**Stated problem:** Please retype the lines from the one that contains "candle-body <box>370 341 376 357</box>" through the one that contains "unread-dot <box>494 186 502 194</box>", with both of those lines included.

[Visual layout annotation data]
-------------------------

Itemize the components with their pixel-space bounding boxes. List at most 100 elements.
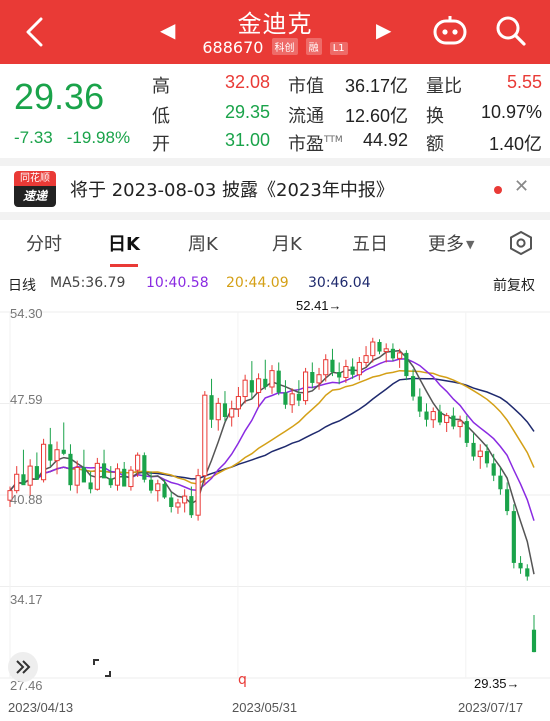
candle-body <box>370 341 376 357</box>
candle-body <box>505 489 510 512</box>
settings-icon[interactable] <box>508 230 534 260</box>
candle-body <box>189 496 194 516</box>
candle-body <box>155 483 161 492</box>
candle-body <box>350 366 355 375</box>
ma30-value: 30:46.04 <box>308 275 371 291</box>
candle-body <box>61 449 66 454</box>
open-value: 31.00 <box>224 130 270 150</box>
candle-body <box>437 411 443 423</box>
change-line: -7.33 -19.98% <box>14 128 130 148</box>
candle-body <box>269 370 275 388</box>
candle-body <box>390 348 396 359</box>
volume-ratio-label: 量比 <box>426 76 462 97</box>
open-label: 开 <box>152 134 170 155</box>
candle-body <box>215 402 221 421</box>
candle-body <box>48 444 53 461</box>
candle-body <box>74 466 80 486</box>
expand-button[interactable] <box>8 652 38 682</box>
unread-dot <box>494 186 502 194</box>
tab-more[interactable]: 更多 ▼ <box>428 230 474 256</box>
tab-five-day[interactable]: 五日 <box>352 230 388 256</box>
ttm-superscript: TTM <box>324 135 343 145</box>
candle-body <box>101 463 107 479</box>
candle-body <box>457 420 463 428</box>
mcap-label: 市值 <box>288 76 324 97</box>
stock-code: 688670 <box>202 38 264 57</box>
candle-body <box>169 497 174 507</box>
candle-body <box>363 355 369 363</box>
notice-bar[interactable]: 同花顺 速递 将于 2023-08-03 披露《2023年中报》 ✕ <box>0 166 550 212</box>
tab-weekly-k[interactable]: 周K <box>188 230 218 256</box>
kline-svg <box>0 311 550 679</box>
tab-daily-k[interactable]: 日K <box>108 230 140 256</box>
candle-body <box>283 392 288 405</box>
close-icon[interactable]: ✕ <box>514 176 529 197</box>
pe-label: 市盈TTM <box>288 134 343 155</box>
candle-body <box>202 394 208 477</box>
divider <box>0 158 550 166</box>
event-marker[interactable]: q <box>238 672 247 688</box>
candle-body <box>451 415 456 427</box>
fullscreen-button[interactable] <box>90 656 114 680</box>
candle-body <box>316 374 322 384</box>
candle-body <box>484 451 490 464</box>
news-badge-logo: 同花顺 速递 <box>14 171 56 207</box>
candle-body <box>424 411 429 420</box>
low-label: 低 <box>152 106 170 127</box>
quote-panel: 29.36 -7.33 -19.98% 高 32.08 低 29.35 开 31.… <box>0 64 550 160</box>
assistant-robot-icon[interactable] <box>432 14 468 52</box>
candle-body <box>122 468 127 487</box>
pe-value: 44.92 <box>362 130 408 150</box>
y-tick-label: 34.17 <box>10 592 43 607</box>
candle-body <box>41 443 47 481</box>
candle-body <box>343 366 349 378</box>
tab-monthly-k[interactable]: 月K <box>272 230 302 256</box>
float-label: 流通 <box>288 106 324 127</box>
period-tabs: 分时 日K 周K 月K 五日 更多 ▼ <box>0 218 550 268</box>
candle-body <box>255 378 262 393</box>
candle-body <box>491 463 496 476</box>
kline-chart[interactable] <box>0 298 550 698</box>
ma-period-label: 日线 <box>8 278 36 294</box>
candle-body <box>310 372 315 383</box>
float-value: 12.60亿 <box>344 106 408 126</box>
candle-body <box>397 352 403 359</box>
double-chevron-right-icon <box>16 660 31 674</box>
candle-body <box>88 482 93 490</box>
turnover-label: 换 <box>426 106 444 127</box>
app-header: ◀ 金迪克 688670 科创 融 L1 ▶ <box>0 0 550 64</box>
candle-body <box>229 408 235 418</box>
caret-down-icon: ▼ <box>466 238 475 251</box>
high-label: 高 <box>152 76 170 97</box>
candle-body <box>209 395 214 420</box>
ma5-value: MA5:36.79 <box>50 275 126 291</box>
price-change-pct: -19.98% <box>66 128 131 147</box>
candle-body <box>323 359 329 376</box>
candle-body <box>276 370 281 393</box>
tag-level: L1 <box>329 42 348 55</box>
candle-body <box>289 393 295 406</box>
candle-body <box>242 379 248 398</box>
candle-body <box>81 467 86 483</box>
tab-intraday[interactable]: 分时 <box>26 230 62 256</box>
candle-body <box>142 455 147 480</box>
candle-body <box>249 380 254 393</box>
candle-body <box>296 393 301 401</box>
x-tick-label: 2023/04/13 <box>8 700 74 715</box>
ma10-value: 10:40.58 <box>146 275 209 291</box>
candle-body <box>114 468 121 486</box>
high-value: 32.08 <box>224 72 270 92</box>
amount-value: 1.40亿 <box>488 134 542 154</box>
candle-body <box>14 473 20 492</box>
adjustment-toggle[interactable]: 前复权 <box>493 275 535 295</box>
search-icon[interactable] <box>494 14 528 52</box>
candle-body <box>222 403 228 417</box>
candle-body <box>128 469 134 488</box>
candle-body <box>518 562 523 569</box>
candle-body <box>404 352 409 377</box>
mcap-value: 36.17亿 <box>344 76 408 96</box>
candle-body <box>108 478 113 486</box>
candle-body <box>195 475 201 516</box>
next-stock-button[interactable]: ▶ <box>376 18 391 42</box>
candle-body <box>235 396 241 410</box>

-------------------------

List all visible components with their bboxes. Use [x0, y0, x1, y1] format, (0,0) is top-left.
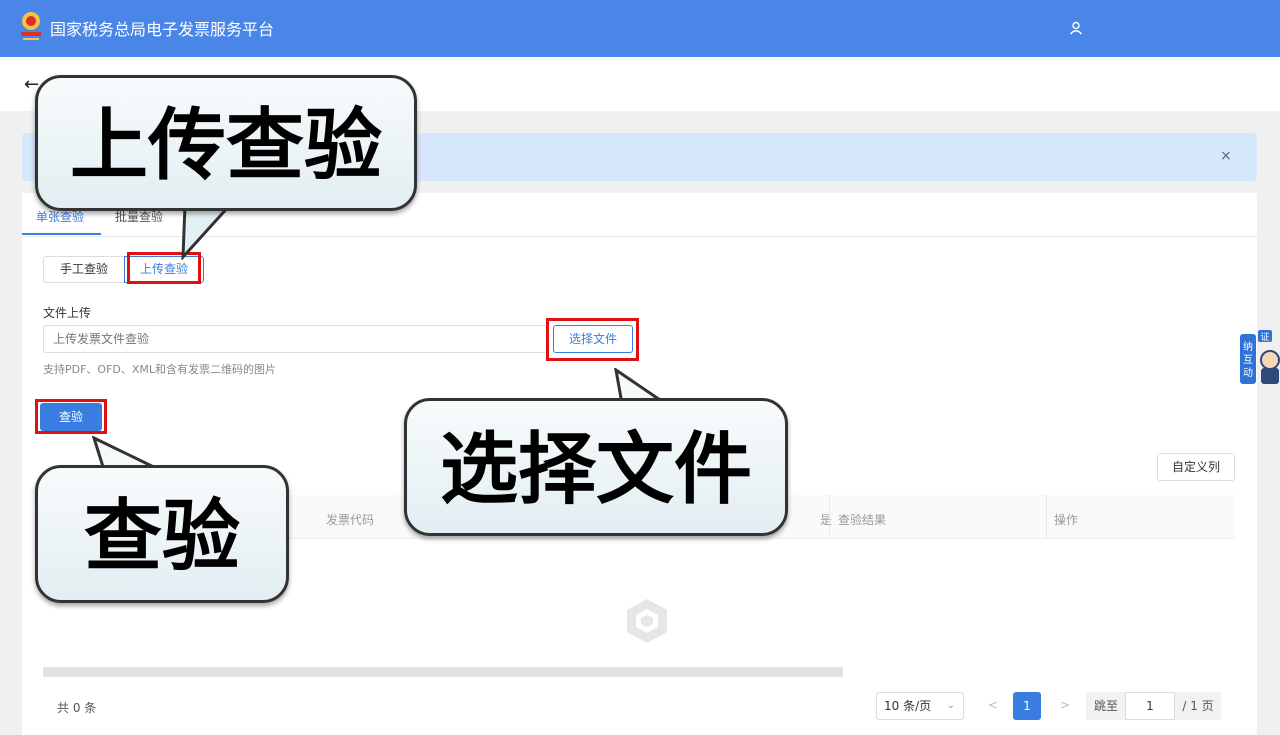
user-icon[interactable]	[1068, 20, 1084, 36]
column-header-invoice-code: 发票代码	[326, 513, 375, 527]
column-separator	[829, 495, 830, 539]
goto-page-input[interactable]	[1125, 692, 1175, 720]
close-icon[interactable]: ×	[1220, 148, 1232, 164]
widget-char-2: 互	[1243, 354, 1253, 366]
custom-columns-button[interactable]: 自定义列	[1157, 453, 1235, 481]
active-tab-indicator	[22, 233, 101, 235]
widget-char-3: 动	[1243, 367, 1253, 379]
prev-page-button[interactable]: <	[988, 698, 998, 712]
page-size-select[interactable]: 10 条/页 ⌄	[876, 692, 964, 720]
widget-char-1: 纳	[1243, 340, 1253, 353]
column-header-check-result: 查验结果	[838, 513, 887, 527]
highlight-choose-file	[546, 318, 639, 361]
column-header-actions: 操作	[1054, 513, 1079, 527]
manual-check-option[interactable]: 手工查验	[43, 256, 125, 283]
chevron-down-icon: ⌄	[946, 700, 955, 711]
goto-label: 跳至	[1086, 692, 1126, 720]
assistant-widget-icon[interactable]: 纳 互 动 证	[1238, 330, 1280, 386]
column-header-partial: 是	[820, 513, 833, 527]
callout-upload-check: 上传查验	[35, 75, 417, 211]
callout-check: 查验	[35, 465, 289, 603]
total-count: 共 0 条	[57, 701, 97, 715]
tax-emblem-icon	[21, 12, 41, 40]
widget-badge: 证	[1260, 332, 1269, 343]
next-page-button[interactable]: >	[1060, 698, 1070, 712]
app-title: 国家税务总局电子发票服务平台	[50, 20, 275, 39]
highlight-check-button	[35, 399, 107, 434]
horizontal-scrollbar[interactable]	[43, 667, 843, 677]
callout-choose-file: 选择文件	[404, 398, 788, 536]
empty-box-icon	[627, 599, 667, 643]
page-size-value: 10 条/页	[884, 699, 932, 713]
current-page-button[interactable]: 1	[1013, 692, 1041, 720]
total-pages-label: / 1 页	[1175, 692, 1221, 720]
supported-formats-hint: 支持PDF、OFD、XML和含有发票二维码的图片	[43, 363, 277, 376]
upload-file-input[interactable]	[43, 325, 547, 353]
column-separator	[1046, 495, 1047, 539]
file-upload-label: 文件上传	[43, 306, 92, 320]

-------------------------

**Solution for this task:**
candle-body <box>370 341 376 357</box>
candle-body <box>505 489 510 512</box>
settings-icon[interactable] <box>508 230 534 260</box>
candle-body <box>189 496 194 516</box>
candle-body <box>155 483 161 492</box>
candle-body <box>350 366 355 375</box>
ma30-value: 30:46.04 <box>308 275 371 291</box>
candle-body <box>61 449 66 454</box>
open-value: 31.00 <box>224 130 270 150</box>
candle-body <box>437 411 443 423</box>
change-line: -7.33 -19.98% <box>14 128 130 148</box>
candle-body <box>269 370 275 388</box>
candle-body <box>390 348 396 359</box>
volume-ratio-label: 量比 <box>426 76 462 97</box>
open-label: 开 <box>152 134 170 155</box>
candle-body <box>215 402 221 421</box>
candle-body <box>48 444 53 461</box>
candle-body <box>74 466 80 486</box>
expand-button[interactable] <box>8 652 38 682</box>
unread-dot <box>494 186 502 194</box>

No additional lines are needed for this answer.